• THE TASK:
Each entry in the listing below should be restated word for word.
## BEGIN
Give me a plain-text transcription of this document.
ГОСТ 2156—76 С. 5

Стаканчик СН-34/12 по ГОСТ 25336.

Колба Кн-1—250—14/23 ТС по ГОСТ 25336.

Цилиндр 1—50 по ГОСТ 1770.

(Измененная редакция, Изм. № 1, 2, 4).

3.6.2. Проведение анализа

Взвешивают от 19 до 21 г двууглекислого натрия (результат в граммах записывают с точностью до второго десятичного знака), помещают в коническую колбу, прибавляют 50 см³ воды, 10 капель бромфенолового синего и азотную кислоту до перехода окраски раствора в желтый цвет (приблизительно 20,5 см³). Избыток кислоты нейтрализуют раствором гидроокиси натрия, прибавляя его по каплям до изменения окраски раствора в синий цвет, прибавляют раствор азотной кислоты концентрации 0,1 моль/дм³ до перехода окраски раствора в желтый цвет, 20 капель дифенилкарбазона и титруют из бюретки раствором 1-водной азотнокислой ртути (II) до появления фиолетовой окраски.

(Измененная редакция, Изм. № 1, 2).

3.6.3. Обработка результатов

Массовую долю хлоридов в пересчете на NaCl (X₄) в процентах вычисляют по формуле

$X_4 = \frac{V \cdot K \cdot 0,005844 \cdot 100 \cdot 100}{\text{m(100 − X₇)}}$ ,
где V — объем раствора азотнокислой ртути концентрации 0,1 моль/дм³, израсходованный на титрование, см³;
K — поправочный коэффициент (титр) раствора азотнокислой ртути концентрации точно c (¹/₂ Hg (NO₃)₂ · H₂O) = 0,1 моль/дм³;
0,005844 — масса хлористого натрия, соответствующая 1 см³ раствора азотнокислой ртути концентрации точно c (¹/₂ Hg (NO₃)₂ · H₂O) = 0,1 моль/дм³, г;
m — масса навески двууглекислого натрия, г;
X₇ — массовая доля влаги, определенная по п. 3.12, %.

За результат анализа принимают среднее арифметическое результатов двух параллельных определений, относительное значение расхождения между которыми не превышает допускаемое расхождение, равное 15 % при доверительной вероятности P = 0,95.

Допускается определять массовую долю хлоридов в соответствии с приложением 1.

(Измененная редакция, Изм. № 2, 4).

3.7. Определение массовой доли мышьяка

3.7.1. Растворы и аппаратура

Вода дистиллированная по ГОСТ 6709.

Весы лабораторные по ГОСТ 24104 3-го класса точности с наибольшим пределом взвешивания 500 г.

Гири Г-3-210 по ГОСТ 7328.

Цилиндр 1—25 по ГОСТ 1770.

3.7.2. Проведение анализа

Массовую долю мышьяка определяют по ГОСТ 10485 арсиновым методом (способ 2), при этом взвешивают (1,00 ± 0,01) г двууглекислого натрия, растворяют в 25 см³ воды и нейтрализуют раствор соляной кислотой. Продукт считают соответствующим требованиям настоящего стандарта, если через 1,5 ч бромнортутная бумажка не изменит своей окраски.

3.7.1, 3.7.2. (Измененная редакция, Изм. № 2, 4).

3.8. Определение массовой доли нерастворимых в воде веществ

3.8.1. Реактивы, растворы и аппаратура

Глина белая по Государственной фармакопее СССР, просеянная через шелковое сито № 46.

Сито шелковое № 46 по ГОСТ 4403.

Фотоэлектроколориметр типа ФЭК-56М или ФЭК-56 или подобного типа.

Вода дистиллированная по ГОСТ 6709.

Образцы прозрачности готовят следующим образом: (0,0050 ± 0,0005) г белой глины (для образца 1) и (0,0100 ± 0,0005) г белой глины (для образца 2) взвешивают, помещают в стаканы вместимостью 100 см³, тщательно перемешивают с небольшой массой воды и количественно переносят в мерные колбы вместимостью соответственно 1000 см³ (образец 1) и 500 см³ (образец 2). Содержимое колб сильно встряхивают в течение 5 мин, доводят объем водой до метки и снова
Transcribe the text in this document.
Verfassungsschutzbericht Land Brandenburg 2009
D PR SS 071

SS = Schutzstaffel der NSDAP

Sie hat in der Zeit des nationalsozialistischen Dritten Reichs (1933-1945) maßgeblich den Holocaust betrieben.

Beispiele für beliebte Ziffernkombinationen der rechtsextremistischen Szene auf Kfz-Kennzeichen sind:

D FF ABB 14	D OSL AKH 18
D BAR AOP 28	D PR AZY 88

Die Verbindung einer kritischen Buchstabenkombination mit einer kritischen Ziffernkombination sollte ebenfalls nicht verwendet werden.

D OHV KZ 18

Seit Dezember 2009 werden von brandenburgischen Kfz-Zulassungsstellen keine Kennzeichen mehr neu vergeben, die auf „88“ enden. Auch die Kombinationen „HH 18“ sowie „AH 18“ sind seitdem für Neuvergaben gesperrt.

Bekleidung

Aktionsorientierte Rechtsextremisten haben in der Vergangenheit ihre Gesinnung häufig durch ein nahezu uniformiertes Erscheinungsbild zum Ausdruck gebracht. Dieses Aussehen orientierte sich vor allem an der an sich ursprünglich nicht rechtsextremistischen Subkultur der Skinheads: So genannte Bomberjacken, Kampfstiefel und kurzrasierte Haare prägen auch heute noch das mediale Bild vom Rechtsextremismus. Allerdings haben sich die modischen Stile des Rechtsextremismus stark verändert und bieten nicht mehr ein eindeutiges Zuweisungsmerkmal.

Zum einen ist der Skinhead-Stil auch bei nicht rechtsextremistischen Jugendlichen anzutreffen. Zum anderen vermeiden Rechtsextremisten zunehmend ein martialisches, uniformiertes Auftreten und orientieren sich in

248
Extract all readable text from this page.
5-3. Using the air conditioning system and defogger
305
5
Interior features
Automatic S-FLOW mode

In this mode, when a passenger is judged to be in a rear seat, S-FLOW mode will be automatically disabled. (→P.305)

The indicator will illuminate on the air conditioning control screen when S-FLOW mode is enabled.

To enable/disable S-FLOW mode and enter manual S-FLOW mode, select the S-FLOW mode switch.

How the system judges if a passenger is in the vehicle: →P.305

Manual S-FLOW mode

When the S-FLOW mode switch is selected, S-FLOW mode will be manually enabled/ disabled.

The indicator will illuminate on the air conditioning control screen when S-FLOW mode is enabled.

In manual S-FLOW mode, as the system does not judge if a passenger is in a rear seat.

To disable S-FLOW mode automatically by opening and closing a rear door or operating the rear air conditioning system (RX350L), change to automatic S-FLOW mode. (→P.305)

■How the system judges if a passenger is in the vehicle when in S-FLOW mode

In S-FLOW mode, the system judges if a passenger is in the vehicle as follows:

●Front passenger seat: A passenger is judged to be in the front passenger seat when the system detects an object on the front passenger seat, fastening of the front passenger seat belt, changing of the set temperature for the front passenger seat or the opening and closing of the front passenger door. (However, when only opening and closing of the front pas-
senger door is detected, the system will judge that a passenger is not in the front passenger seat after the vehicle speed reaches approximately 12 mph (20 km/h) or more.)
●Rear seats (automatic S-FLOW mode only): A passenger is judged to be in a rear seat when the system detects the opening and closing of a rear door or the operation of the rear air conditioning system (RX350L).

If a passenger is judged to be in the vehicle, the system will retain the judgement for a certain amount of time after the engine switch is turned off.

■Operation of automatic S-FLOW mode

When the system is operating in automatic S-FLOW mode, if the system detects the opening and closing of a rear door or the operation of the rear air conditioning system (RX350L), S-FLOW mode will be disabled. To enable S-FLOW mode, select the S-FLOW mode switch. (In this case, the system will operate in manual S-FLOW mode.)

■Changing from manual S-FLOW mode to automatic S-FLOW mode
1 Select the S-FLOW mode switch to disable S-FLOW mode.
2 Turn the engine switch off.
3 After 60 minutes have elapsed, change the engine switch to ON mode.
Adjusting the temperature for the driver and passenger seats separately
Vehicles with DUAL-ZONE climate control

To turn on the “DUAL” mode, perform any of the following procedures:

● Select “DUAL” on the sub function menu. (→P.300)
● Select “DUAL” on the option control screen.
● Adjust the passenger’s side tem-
## END
• ANSWER BELOW:
Give me a plain-text transcription of this document.
ГОСТ 2156—76 С. 5

Стаканчик СН-34/12 по ГОСТ 25336.

Колба Кн-1—250—14/23 ТС по ГОСТ 25336.

Цилиндр 1—50 по ГОСТ 1770.

(Измененная редакция, Изм. № 1, 2, 4).

3.6.2. Проведение анализа

Взвешивают от 19 до 21 г двууглекислого натрия (результат в граммах записывают с точностью до второго десятичного знака), помещают в коническую колбу, прибавляют 50 см³ воды, 10 капель бромфенолового синего и азотную кислоту до перехода окраски раствора в желтый цвет (приблизительно 20,5 см³). Избыток кислоты нейтрализуют раствором гидроокиси натрия, прибавляя его по каплям до изменения окраски раствора в синий цвет, прибавляют раствор азотной кислоты концентрации 0,1 моль/дм³ до перехода окраски раствора в желтый цвет, 20 капель дифенилкарбазона и титруют из бюретки раствором 1-водной азотнокислой ртути (II) до появления фиолетовой окраски.

(Измененная редакция, Изм. № 1, 2).

3.6.3. Обработка результатов

Массовую долю хлоридов в пересчете на NaCl (X₄) в процентах вычисляют по формуле

$X_4 = \frac{V \cdot K \cdot 0,005844 \cdot 100 \cdot 100}{\text{m(100 − X₇)}}$ ,
где V — объем раствора азотнокислой ртути концентрации 0,1 моль/дм³, израсходованный на титрование, см³;
K — поправочный коэффициент (титр) раствора азотнокислой ртути концентрации точно c (¹/₂ Hg (NO₃)₂ · H₂O) = 0,1 моль/дм³;
0,005844 — масса хлористого натрия, соответствующая 1 см³ раствора азотнокислой ртути концентрации точно c (¹/₂ Hg (NO₃)₂ · H₂O) = 0,1 моль/дм³, г;
m — масса навески двууглекислого натрия, г;
X₇ — массовая доля влаги, определенная по п. 3.12, %.

За результат анализа принимают среднее арифметическое результатов двух параллельных определений, относительное значение расхождения между которыми не превышает допускаемое расхождение, равное 15 % при доверительной вероятности P = 0,95.

Допускается определять массовую долю хлоридов в соответствии с приложением 1.

(Измененная редакция, Изм. № 2, 4).

3.7. Определение массовой доли мышьяка

3.7.1. Растворы и аппаратура

Вода дистиллированная по ГОСТ 6709.

Весы лабораторные по ГОСТ 24104 3-го класса точности с наибольшим пределом взвешивания 500 г.

Гири Г-3-210 по ГОСТ 7328.

Цилиндр 1—25 по ГОСТ 1770.

3.7.2. Проведение анализа

Массовую долю мышьяка определяют по ГОСТ 10485 арсиновым методом (способ 2), при этом взвешивают (1,00 ± 0,01) г двууглекислого натрия, растворяют в 25 см³ воды и нейтрализуют раствор соляной кислотой. Продукт считают соответствующим требованиям настоящего стандарта, если через 1,5 ч бромнортутная бумажка не изменит своей окраски.

3.7.1, 3.7.2. (Измененная редакция, Изм. № 2, 4).

3.8. Определение массовой доли нерастворимых в воде веществ

3.8.1. Реактивы, растворы и аппаратура

Глина белая по Государственной фармакопее СССР, просеянная через шелковое сито № 46.

Сито шелковое № 46 по ГОСТ 4403.

Фотоэлектроколориметр типа ФЭК-56М или ФЭК-56 или подобного типа.

Вода дистиллированная по ГОСТ 6709.

Образцы прозрачности готовят следующим образом: (0,0050 ± 0,0005) г белой глины (для образца 1) и (0,0100 ± 0,0005) г белой глины (для образца 2) взвешивают, помещают в стаканы вместимостью 100 см³, тщательно перемешивают с небольшой массой воды и количественно переносят в мерные колбы вместимостью соответственно 1000 см³ (образец 1) и 500 см³ (образец 2). Содержимое колб сильно встряхивают в течение 5 мин, доводят объем водой до метки и снова
Transcribe the text in this document.
Verfassungsschutzbericht Land Brandenburg 2009
D PR SS 071

SS = Schutzstaffel der NSDAP

Sie hat in der Zeit des nationalsozialistischen Dritten Reichs (1933-1945) maßgeblich den Holocaust betrieben.

Beispiele für beliebte Ziffernkombinationen der rechtsextremistischen Szene auf Kfz-Kennzeichen sind:

D FF ABB 14	D OSL AKH 18
D BAR AOP 28	D PR AZY 88

Die Verbindung einer kritischen Buchstabenkombination mit einer kritischen Ziffernkombination sollte ebenfalls nicht verwendet werden.

D OHV KZ 18

Seit Dezember 2009 werden von brandenburgischen Kfz-Zulassungsstellen keine Kennzeichen mehr neu vergeben, die auf „88“ enden. Auch die Kombinationen „HH 18“ sowie „AH 18“ sind seitdem für Neuvergaben gesperrt.

Bekleidung

Aktionsorientierte Rechtsextremisten haben in der Vergangenheit ihre Gesinnung häufig durch ein nahezu uniformiertes Erscheinungsbild zum Ausdruck gebracht. Dieses Aussehen orientierte sich vor allem an der an sich ursprünglich nicht rechtsextremistischen Subkultur der Skinheads: So genannte Bomberjacken, Kampfstiefel und kurzrasierte Haare prägen auch heute noch das mediale Bild vom Rechtsextremismus. Allerdings haben sich die modischen Stile des Rechtsextremismus stark verändert und bieten nicht mehr ein eindeutiges Zuweisungsmerkmal.

Zum einen ist der Skinhead-Stil auch bei nicht rechtsextremistischen Jugendlichen anzutreffen. Zum anderen vermeiden Rechtsextremisten zunehmend ein martialisches, uniformiertes Auftreten und orientieren sich in

248
Extract all readable text from this page.
5-3. Using the air conditioning system and defogger
305
5
Interior features
Automatic S-FLOW mode

In this mode, when a passenger is judged to be in a rear seat, S-FLOW mode will be automatically disabled. (→P.305)

The indicator will illuminate on the air conditioning control screen when S-FLOW mode is enabled.

To enable/disable S-FLOW mode and enter manual S-FLOW mode, select the S-FLOW mode switch.

How the system judges if a passenger is in the vehicle: →P.305

Manual S-FLOW mode

When the S-FLOW mode switch is selected, S-FLOW mode will be manually enabled/ disabled.

The indicator will illuminate on the air conditioning control screen when S-FLOW mode is enabled.

In manual S-FLOW mode, as the system does not judge if a passenger is in a rear seat.

To disable S-FLOW mode automatically by opening and closing a rear door or operating the rear air conditioning system (RX350L), change to automatic S-FLOW mode. (→P.305)

■How the system judges if a passenger is in the vehicle when in S-FLOW mode

In S-FLOW mode, the system judges if a passenger is in the vehicle as follows:

●Front passenger seat: A passenger is judged to be in the front passenger seat when the system detects an object on the front passenger seat, fastening of the front passenger seat belt, changing of the set temperature for the front passenger seat or the opening and closing of the front passenger door. (However, when only opening and closing of the front pas-
senger door is detected, the system will judge that a passenger is not in the front passenger seat after the vehicle speed reaches approximately 12 mph (20 km/h) or more.)
●Rear seats (automatic S-FLOW mode only): A passenger is judged to be in a rear seat when the system detects the opening and closing of a rear door or the operation of the rear air conditioning system (RX350L).

If a passenger is judged to be in the vehicle, the system will retain the judgement for a certain amount of time after the engine switch is turned off.

■Operation of automatic S-FLOW mode

When the system is operating in automatic S-FLOW mode, if the system detects the opening and closing of a rear door or the operation of the rear air conditioning system (RX350L), S-FLOW mode will be disabled. To enable S-FLOW mode, select the S-FLOW mode switch. (In this case, the system will operate in manual S-FLOW mode.)

■Changing from manual S-FLOW mode to automatic S-FLOW mode
1 Select the S-FLOW mode switch to disable S-FLOW mode.
2 Turn the engine switch off.
3 After 60 minutes have elapsed, change the engine switch to ON mode.
Adjusting the temperature for the driver and passenger seats separately
Vehicles with DUAL-ZONE climate control

To turn on the “DUAL” mode, perform any of the following procedures:

● Select “DUAL” on the sub function menu. (→P.300)
● Select “DUAL” on the option control screen.
● Adjust the passenger’s side tem-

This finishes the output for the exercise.